Where a line contains the word "color", copy that line.

Records about charts and figures

>>>

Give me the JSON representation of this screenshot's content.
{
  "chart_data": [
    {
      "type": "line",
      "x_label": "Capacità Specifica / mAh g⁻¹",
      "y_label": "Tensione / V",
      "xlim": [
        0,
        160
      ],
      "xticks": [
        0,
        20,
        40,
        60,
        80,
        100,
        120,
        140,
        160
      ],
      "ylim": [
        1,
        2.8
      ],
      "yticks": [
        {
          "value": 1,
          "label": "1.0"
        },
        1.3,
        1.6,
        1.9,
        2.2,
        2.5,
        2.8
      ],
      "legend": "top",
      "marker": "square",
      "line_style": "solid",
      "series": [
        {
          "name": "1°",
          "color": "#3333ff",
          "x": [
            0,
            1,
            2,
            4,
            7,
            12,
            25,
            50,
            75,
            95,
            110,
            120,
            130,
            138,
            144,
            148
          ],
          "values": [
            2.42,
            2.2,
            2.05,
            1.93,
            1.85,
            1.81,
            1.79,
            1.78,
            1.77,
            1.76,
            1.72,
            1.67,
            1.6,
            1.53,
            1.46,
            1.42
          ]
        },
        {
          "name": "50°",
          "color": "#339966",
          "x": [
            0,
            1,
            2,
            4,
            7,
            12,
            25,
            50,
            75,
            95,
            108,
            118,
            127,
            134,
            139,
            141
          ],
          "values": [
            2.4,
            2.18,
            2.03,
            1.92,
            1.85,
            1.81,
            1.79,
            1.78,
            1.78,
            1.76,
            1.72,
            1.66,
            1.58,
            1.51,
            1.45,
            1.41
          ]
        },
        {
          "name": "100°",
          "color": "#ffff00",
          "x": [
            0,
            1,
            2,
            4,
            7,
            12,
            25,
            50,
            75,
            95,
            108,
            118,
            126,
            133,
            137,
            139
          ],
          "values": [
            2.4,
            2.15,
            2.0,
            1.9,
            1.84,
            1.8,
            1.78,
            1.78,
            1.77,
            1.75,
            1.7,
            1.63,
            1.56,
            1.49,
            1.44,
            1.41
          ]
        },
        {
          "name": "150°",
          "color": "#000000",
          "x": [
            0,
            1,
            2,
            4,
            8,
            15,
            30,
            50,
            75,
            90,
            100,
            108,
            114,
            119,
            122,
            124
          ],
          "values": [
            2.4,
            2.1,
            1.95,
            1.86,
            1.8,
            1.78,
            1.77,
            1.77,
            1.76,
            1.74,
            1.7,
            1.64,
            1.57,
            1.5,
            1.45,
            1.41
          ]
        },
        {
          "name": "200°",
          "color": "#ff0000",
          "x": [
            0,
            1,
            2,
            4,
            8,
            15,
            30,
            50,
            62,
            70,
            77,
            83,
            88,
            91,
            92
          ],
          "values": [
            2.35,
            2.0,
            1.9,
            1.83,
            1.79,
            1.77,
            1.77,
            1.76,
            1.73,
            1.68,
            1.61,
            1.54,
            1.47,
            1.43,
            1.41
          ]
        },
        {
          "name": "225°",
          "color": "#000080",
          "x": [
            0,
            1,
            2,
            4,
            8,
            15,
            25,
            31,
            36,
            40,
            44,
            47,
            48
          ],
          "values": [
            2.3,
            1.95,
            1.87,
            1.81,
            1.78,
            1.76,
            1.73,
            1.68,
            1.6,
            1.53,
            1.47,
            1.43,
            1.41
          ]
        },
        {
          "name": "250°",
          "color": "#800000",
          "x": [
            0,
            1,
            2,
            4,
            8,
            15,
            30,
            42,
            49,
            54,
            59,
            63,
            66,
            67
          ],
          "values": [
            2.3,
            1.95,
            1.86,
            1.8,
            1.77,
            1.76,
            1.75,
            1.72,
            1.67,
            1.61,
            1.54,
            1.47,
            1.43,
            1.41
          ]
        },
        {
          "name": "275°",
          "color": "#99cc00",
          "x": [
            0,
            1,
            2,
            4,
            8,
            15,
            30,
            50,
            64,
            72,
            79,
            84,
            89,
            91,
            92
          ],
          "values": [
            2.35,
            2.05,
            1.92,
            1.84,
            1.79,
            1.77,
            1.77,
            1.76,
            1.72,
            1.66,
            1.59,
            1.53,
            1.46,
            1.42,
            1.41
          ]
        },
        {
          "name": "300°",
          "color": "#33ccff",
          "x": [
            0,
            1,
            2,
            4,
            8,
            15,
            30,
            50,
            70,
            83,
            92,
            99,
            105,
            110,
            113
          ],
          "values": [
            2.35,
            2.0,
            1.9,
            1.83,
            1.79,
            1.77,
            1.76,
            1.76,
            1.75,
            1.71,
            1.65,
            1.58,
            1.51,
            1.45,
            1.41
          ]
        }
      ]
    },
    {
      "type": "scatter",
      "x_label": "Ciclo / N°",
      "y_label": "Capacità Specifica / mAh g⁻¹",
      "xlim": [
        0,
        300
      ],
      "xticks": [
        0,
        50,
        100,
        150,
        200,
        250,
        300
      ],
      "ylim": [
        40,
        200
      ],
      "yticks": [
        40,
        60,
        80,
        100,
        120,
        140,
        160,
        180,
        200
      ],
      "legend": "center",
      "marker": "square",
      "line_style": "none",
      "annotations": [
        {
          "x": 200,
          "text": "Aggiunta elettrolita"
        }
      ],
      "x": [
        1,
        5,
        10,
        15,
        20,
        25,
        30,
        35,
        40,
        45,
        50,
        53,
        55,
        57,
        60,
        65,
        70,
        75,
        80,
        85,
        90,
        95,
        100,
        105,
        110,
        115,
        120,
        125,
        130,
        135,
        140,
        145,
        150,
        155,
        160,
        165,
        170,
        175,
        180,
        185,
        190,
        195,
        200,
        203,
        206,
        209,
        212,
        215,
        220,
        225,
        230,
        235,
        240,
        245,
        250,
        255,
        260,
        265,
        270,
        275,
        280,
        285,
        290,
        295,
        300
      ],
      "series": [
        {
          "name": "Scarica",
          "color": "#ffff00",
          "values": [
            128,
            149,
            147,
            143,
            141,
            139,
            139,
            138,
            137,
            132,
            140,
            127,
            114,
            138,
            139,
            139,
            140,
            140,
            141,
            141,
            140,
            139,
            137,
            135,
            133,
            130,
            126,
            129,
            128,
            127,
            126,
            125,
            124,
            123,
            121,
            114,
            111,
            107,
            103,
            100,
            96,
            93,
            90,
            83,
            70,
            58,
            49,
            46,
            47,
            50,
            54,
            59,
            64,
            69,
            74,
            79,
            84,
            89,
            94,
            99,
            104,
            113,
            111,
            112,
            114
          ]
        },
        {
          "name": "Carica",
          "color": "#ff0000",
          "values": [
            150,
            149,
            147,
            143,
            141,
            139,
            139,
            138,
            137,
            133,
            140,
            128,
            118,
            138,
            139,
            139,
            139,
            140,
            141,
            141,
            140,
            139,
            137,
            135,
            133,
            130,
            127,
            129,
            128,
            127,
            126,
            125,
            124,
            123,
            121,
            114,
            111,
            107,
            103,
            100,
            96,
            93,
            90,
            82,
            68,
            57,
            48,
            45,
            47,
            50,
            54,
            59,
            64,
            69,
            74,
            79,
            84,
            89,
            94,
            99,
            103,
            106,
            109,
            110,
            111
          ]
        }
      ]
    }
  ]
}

<<<

**Solution for this task:**
          "color": "#3333ff",
          "color": "#339966",
          "color": "#ffff00",
          "color": "#000000",
          "color": "#ff0000",
          "color": "#000080",
          "color": "#800000",
          "color": "#99cc00",
          "color": "#33ccff",
          "color": "#ffff00",
          "color": "#ff0000",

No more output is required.